- _Aim_
Exactly repeat the material, dropping every picture from the copy.

Data records
▼

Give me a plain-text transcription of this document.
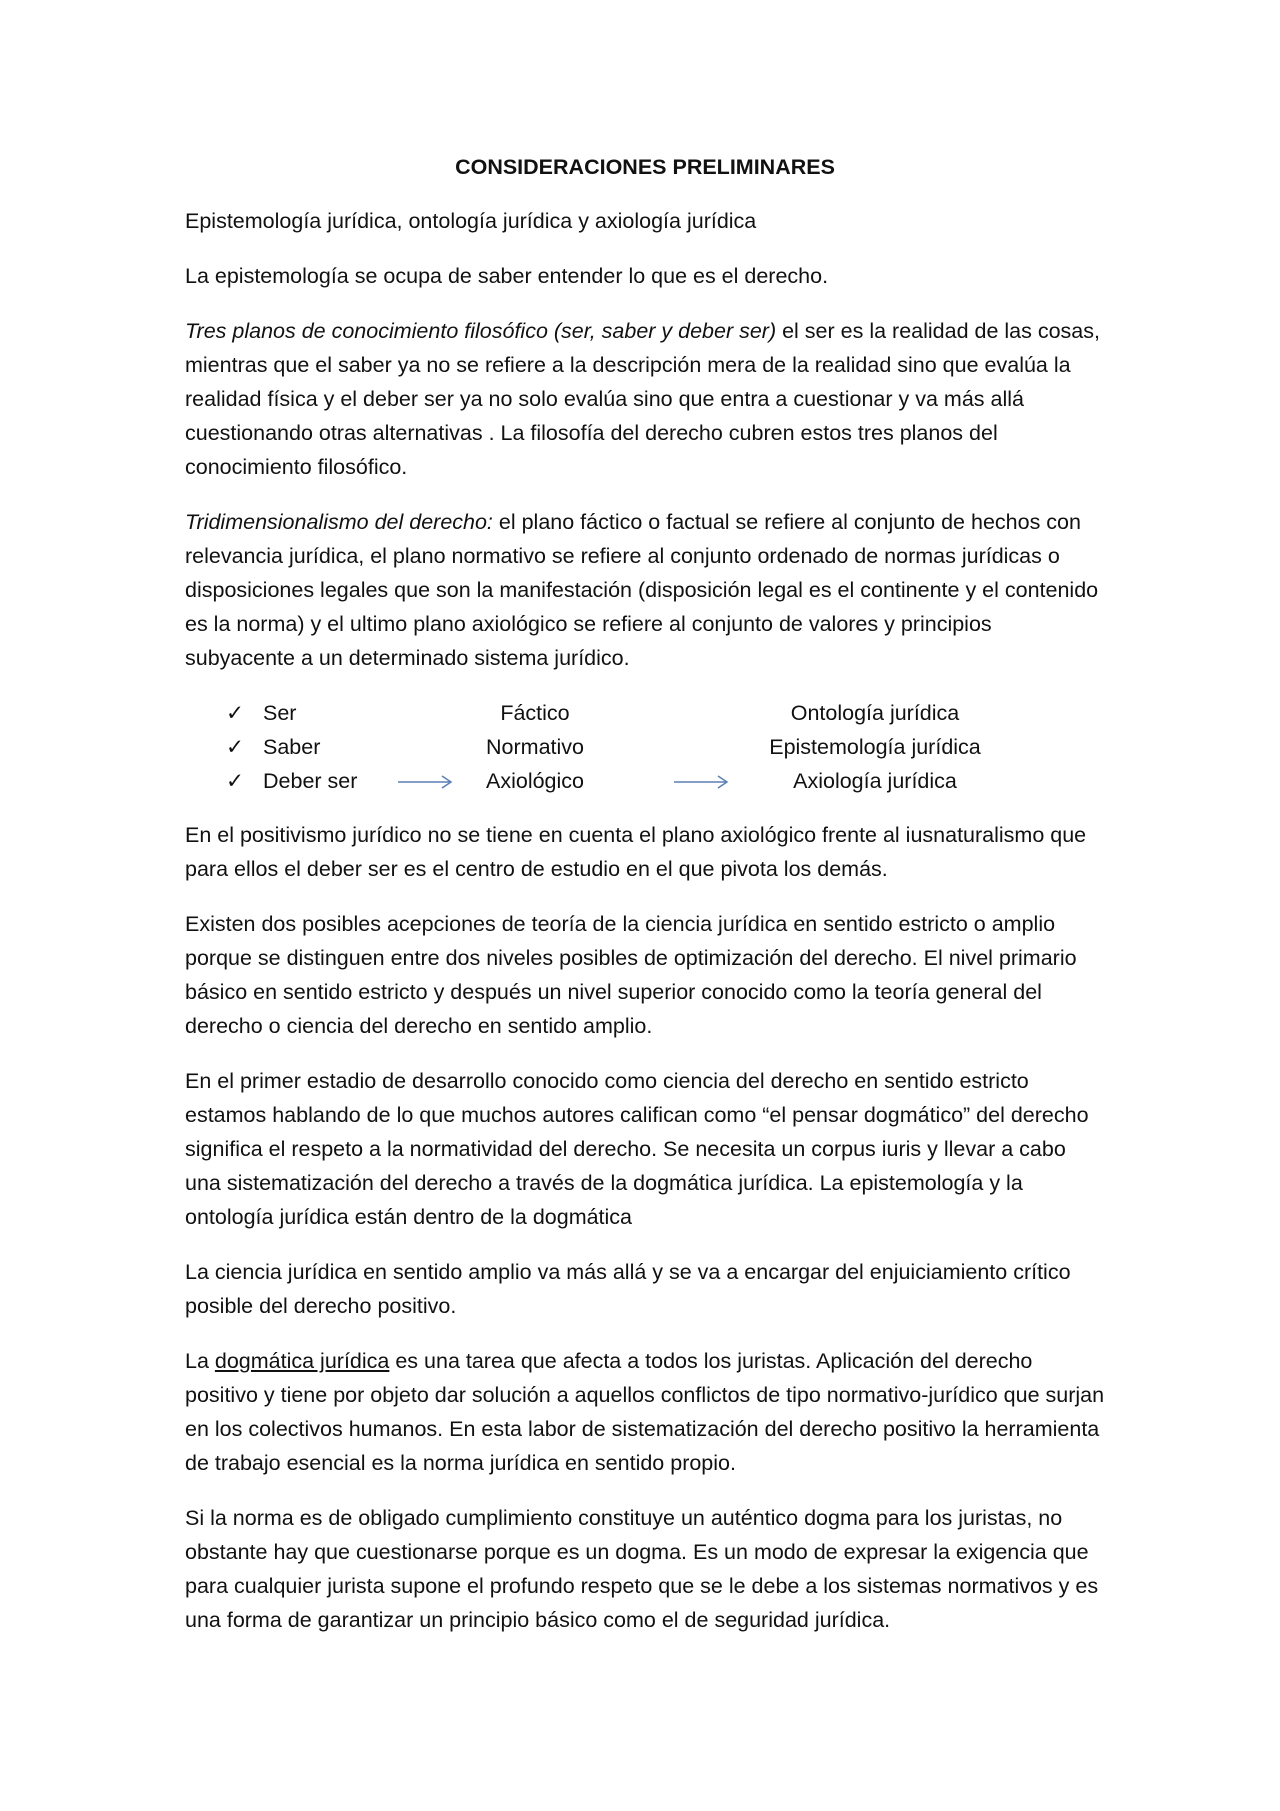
CONSIDERACIONES PRELIMINARES

Epistemología jurídica, ontología jurídica y axiología jurídica

La epistemología se ocupa de saber entender lo que es el derecho.

Tres planos de conocimiento filosófico (ser, saber y deber ser) el ser es la realidad de las cosas, mientras que el saber ya no se refiere a la descripción mera de la realidad sino que evalúa la realidad física y el deber ser ya no solo evalúa sino que entra a cuestionar y va más allá cuestionando otras alternativas . La filosofía del derecho cubren estos tres planos del conocimiento filosófico.

Tridimensionalismo del derecho: el plano fáctico o factual se refiere al conjunto de hechos con relevancia jurídica, el plano normativo se refiere al conjunto ordenado de normas jurídicas o disposiciones legales que son la manifestación (disposición legal es el continente y el contenido es la norma) y el ultimo plano axiológico se refiere al conjunto de valores y principios subyacente a un determinado sistema jurídico.

✓ Ser	Fáctico	Ontología jurídica
✓ Saber	Normativo	Epistemología jurídica
✓ Deber ser	Axiológico	Axiología jurídica

En el positivismo jurídico no se tiene en cuenta el plano axiológico frente al iusnaturalismo que para ellos el deber ser es el centro de estudio en el que pivota los demás.

Existen dos posibles acepciones de teoría de la ciencia jurídica en sentido estricto o amplio porque se distinguen entre dos niveles posibles de optimización del derecho. El nivel primario básico en sentido estricto y después un nivel superior conocido como la teoría general del derecho o ciencia del derecho en sentido amplio.

En el primer estadio de desarrollo conocido como ciencia del derecho en sentido estricto estamos hablando de lo que muchos autores califican como “el pensar dogmático” del derecho significa el respeto a la normatividad del derecho. Se necesita un corpus iuris y llevar a cabo una sistematización del derecho a través de la dogmática jurídica. La epistemología y la ontología jurídica están dentro de la dogmática

La ciencia jurídica en sentido amplio va más allá y se va a encargar del enjuiciamiento crítico posible del derecho positivo.

La dogmática jurídica es una tarea que afecta a todos los juristas. Aplicación del derecho positivo y tiene por objeto dar solución a aquellos conflictos de tipo normativo-jurídico que surjan en los colectivos humanos. En esta labor de sistematización del derecho positivo la herramienta de trabajo esencial es la norma jurídica en sentido propio.

Si la norma es de obligado cumplimiento constituye un auténtico dogma para los juristas, no obstante hay que cuestionarse porque es un dogma. Es un modo de expresar la exigencia que para cualquier jurista supone el profundo respeto que se le debe a los sistemas normativos y es una forma de garantizar un principio básico como el de seguridad jurídica.
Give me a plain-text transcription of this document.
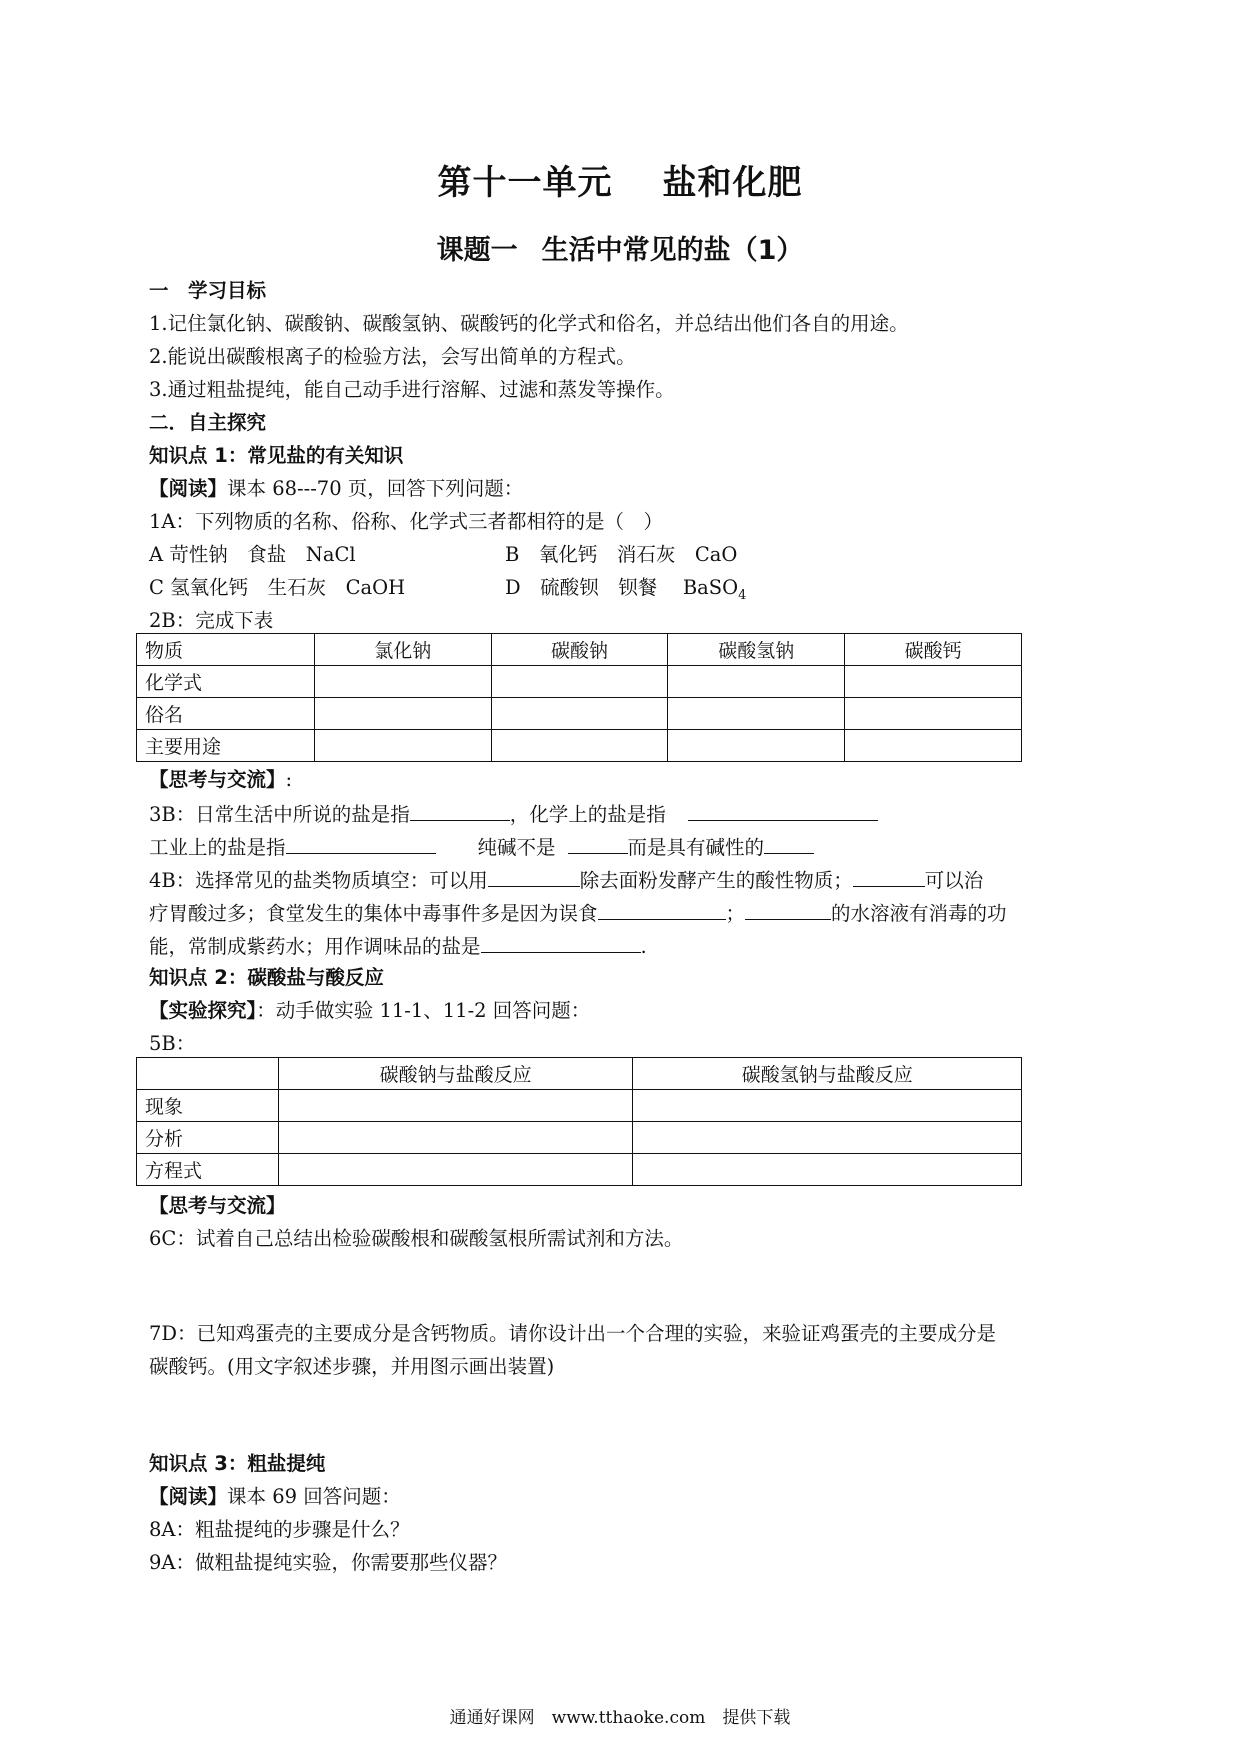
第十一单元 盐和化肥
课题一 生活中常见的盐（1）
一　学习目标
1.记住氯化钠、碳酸钠、碳酸氢钠、碳酸钙的化学式和俗名，并总结出他们各自的用途。
2.能说出碳酸根离子的检验方法，会写出简单的方程式。
3.通过粗盐提纯，能自己动手进行溶解、过滤和蒸发等操作。
二．自主探究
知识点 1：常见盐的有关知识
【阅读】课本 68---70 页，回答下列问题：
1A：下列物质的名称、俗称、化学式三者都相符的是（　）
A 苛性钠　食盐　NaCl	B　氧化钙　消石灰　CaO
C 氢氧化钙　生石灰　CaOH	D　硫酸钡　钡餐　 BaSO$_4$
2B：完成下表
物质	氯化钠	碳酸钠	碳酸氢钠	碳酸钙
化学式				
俗名				
主要用途				
【思考与交流】:
3B：日常生活中所说的盐是指	，化学上的盐是指
工业上的盐是指	纯碱不是	而是具有碱性的
4B：选择常见的盐类物质填空：可以用	除去面粉发酵产生的酸性物质；	可以治
疗胃酸过多；食堂发生的集体中毒事件多是因为误食	；	的水溶液有消毒的功
能，常制成紫药水；用作调味品的盐是	.
知识点 2：碳酸盐与酸反应
【实验探究】：动手做实验 11-1、11-2 回答问题：
5B：
	碳酸钠与盐酸反应	碳酸氢钠与盐酸反应
现象		
分析		
方程式		
【思考与交流】
6C：试着自己总结出检验碳酸根和碳酸氢根所需试剂和方法。
7D：已知鸡蛋壳的主要成分是含钙物质。请你设计出一个合理的实验，来验证鸡蛋壳的主要成分是
碳酸钙。(用文字叙述步骤，并用图示画出装置)
知识点 3：粗盐提纯
【阅读】课本 69 回答问题：
8A：粗盐提纯的步骤是什么？
9A：做粗盐提纯实验，你需要那些仪器？
通通好课网　www.tthaoke.com　提供下载
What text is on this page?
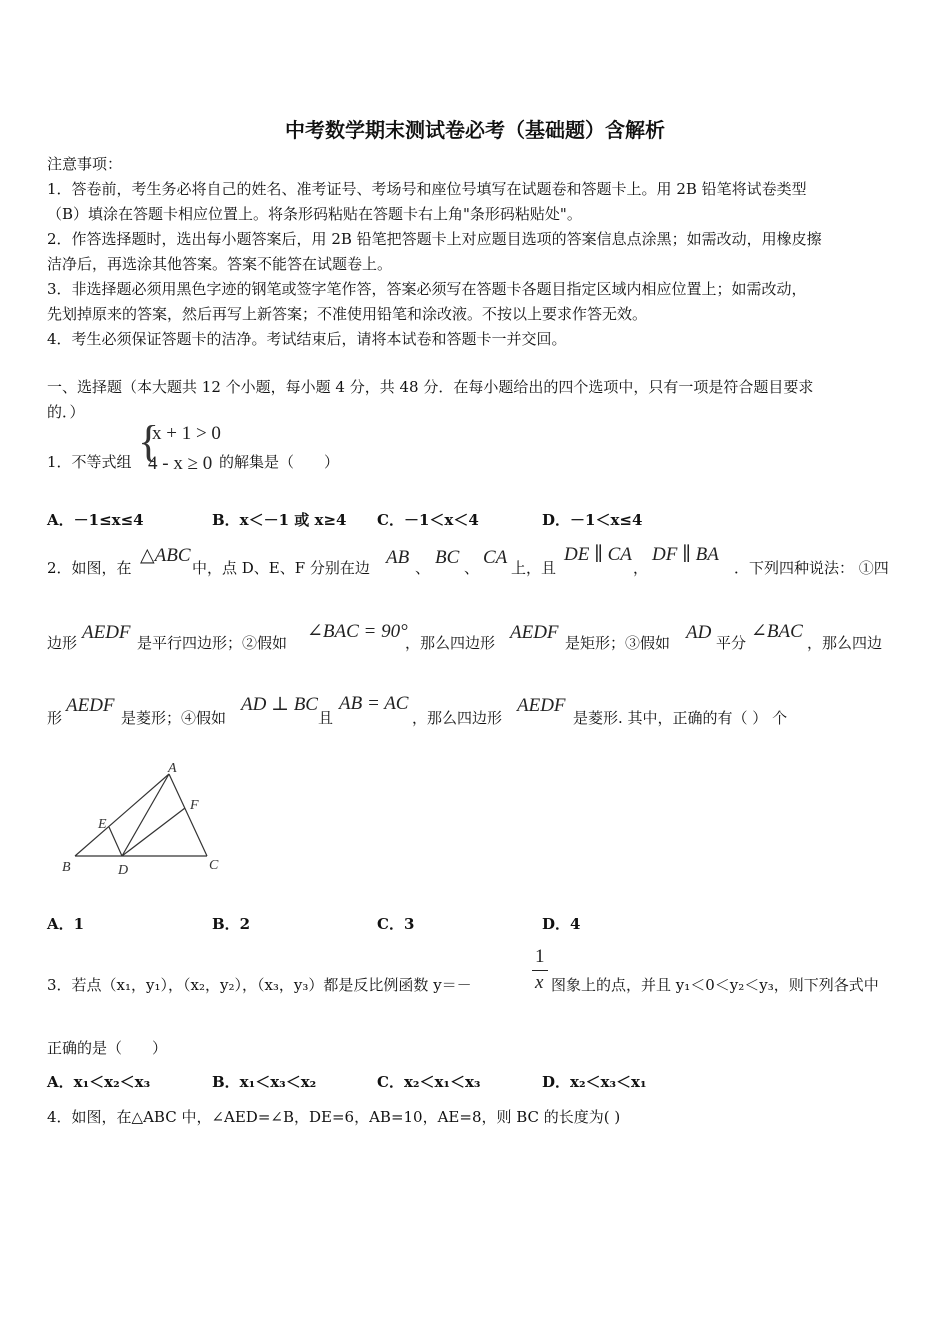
中考数学期末测试卷必考（基础题）含解析
注意事项：
1．答卷前，考生务必将自己的姓名、准考证号、考场号和座位号填写在试题卷和答题卡上。用 2B 铅笔将试卷类型
（B）填涂在答题卡相应位置上。将条形码粘贴在答题卡右上角"条形码粘贴处"。
2．作答选择题时，选出每小题答案后，用 2B 铅笔把答题卡上对应题目选项的答案信息点涂黑；如需改动，用橡皮擦
洁净后，再选涂其他答案。答案不能答在试题卷上。
3．非选择题必须用黑色字迹的钢笔或签字笔作答，答案必须写在答题卡各题目指定区域内相应位置上；如需改动，
先划掉原来的答案，然后再写上新答案；不准使用铅笔和涂改液。不按以上要求作答无效。
4．考生必须保证答题卡的洁净。考试结束后，请将本试卷和答题卡一并交回。
一、选择题（本大题共 12 个小题，每小题 4 分，共 48 分．在每小题给出的四个选项中，只有一项是符合题目要求
的．）
1．不等式组 {
x + 1 > 0
4 - x ≥ 0 的解集是（　　）
A．－1≤x≤4	B．x＜－1 或 x≥4 C．－1＜x＜4	D．－1＜x≤4
2．如图，在
△ABC
中，点 D、E、F 分别在边 AB 、 BC 、 CA 上，且
DE ∥ CA
，
DF ∥ BA
．下列四种说法： ①四
边形 AEDF 是平行四边形；②假如
∠BAC = 90°
，那么四边形 AEDF 是矩形；③假如 AD 平分
∠BAC
，那么四边
形
AEDF
是菱形；④假如
AD ⊥ BC
且
AB = AC
，那么四边形
AEDF
是菱形. 其中，正确的有（ ） 个
A
B	C
D
E
F
A．1	B．2	C．3	D．4
3．若点（x₁，y₁），（x₂，y₂），（x₃，y₃）都是反比例函数 y＝－
1
x 图象上的点，并且 y₁＜0＜y₂＜y₃，则下列各式中
正确的是（　　）
A．x₁＜x₂＜x₃	B．x₁＜x₃＜x₂	C．x₂＜x₁＜x₃	D．x₂＜x₃＜x₁
4．如图，在△ABC 中，∠AED=∠B，DE=6，AB=10，AE=8，则 BC 的长度为( )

▲

- _Output below_
Give me a plain-text transcription of this document.
CONSIDERACIONES PRELIMINARES

Epistemología jurídica, ontología jurídica y axiología jurídica

La epistemología se ocupa de saber entender lo que es el derecho.

Tres planos de conocimiento filosófico (ser, saber y deber ser) el ser es la realidad de las cosas, mientras que el saber ya no se refiere a la descripción mera de la realidad sino que evalúa la realidad física y el deber ser ya no solo evalúa sino que entra a cuestionar y va más allá cuestionando otras alternativas . La filosofía del derecho cubren estos tres planos del conocimiento filosófico.

Tridimensionalismo del derecho: el plano fáctico o factual se refiere al conjunto de hechos con relevancia jurídica, el plano normativo se refiere al conjunto ordenado de normas jurídicas o disposiciones legales que son la manifestación (disposición legal es el continente y el contenido es la norma) y el ultimo plano axiológico se refiere al conjunto de valores y principios subyacente a un determinado sistema jurídico.

✓ Ser	Fáctico	Ontología jurídica
✓ Saber	Normativo	Epistemología jurídica
✓ Deber ser	Axiológico	Axiología jurídica

En el positivismo jurídico no se tiene en cuenta el plano axiológico frente al iusnaturalismo que para ellos el deber ser es el centro de estudio en el que pivota los demás.

Existen dos posibles acepciones de teoría de la ciencia jurídica en sentido estricto o amplio porque se distinguen entre dos niveles posibles de optimización del derecho. El nivel primario básico en sentido estricto y después un nivel superior conocido como la teoría general del derecho o ciencia del derecho en sentido amplio.

En el primer estadio de desarrollo conocido como ciencia del derecho en sentido estricto estamos hablando de lo que muchos autores califican como “el pensar dogmático” del derecho significa el respeto a la normatividad del derecho. Se necesita un corpus iuris y llevar a cabo una sistematización del derecho a través de la dogmática jurídica. La epistemología y la ontología jurídica están dentro de la dogmática

La ciencia jurídica en sentido amplio va más allá y se va a encargar del enjuiciamiento crítico posible del derecho positivo.

La dogmática jurídica es una tarea que afecta a todos los juristas. Aplicación del derecho positivo y tiene por objeto dar solución a aquellos conflictos de tipo normativo-jurídico que surjan en los colectivos humanos. En esta labor de sistematización del derecho positivo la herramienta de trabajo esencial es la norma jurídica en sentido propio.

Si la norma es de obligado cumplimiento constituye un auténtico dogma para los juristas, no obstante hay que cuestionarse porque es un dogma. Es un modo de expresar la exigencia que para cualquier jurista supone el profundo respeto que se le debe a los sistemas normativos y es una forma de garantizar un principio básico como el de seguridad jurídica.
Give me a plain-text transcription of this document.
第十一单元 盐和化肥
课题一 生活中常见的盐（1）
一　学习目标
1.记住氯化钠、碳酸钠、碳酸氢钠、碳酸钙的化学式和俗名，并总结出他们各自的用途。
2.能说出碳酸根离子的检验方法，会写出简单的方程式。
3.通过粗盐提纯，能自己动手进行溶解、过滤和蒸发等操作。
二．自主探究
知识点 1：常见盐的有关知识
【阅读】课本 68---70 页，回答下列问题：
1A：下列物质的名称、俗称、化学式三者都相符的是（　）
A 苛性钠　食盐　NaCl	B　氧化钙　消石灰　CaO
C 氢氧化钙　生石灰　CaOH	D　硫酸钡　钡餐　 BaSO$_4$
2B：完成下表
物质	氯化钠	碳酸钠	碳酸氢钠	碳酸钙
化学式				
俗名				
主要用途				
【思考与交流】:
3B：日常生活中所说的盐是指	，化学上的盐是指
工业上的盐是指	纯碱不是	而是具有碱性的
4B：选择常见的盐类物质填空：可以用	除去面粉发酵产生的酸性物质；	可以治
疗胃酸过多；食堂发生的集体中毒事件多是因为误食	；	的水溶液有消毒的功
能，常制成紫药水；用作调味品的盐是	.
知识点 2：碳酸盐与酸反应
【实验探究】：动手做实验 11-1、11-2 回答问题：
5B：
	碳酸钠与盐酸反应	碳酸氢钠与盐酸反应
现象		
分析		
方程式		
【思考与交流】
6C：试着自己总结出检验碳酸根和碳酸氢根所需试剂和方法。
7D：已知鸡蛋壳的主要成分是含钙物质。请你设计出一个合理的实验，来验证鸡蛋壳的主要成分是
碳酸钙。(用文字叙述步骤，并用图示画出装置)
知识点 3：粗盐提纯
【阅读】课本 69 回答问题：
8A：粗盐提纯的步骤是什么？
9A：做粗盐提纯实验，你需要那些仪器？
通通好课网　www.tthaoke.com　提供下载
What text is on this page?
中考数学期末测试卷必考（基础题）含解析
注意事项：
1．答卷前，考生务必将自己的姓名、准考证号、考场号和座位号填写在试题卷和答题卡上。用 2B 铅笔将试卷类型
（B）填涂在答题卡相应位置上。将条形码粘贴在答题卡右上角"条形码粘贴处"。
2．作答选择题时，选出每小题答案后，用 2B 铅笔把答题卡上对应题目选项的答案信息点涂黑；如需改动，用橡皮擦
洁净后，再选涂其他答案。答案不能答在试题卷上。
3．非选择题必须用黑色字迹的钢笔或签字笔作答，答案必须写在答题卡各题目指定区域内相应位置上；如需改动，
先划掉原来的答案，然后再写上新答案；不准使用铅笔和涂改液。不按以上要求作答无效。
4．考生必须保证答题卡的洁净。考试结束后，请将本试卷和答题卡一并交回。
一、选择题（本大题共 12 个小题，每小题 4 分，共 48 分．在每小题给出的四个选项中，只有一项是符合题目要求
的．）
1．不等式组 {
x + 1 > 0
4 - x ≥ 0 的解集是（　　）
A．－1≤x≤4	B．x＜－1 或 x≥4 C．－1＜x＜4	D．－1＜x≤4
2．如图，在
△ABC
中，点 D、E、F 分别在边 AB 、 BC 、 CA 上，且
DE ∥ CA
，
DF ∥ BA
．下列四种说法： ①四
边形 AEDF 是平行四边形；②假如
∠BAC = 90°
，那么四边形 AEDF 是矩形；③假如 AD 平分
∠BAC
，那么四边
形
AEDF
是菱形；④假如
AD ⊥ BC
且
AB = AC
，那么四边形
AEDF
是菱形. 其中，正确的有（ ） 个
A
B	C
D
E
F
A．1	B．2	C．3	D．4
3．若点（x₁，y₁），（x₂，y₂），（x₃，y₃）都是反比例函数 y＝－
1
x 图象上的点，并且 y₁＜0＜y₂＜y₃，则下列各式中
正确的是（　　）
A．x₁＜x₂＜x₃	B．x₁＜x₃＜x₂	C．x₂＜x₁＜x₃	D．x₂＜x₃＜x₁
4．如图，在△ABC 中，∠AED=∠B，DE=6，AB=10，AE=8，则 BC 的长度为( )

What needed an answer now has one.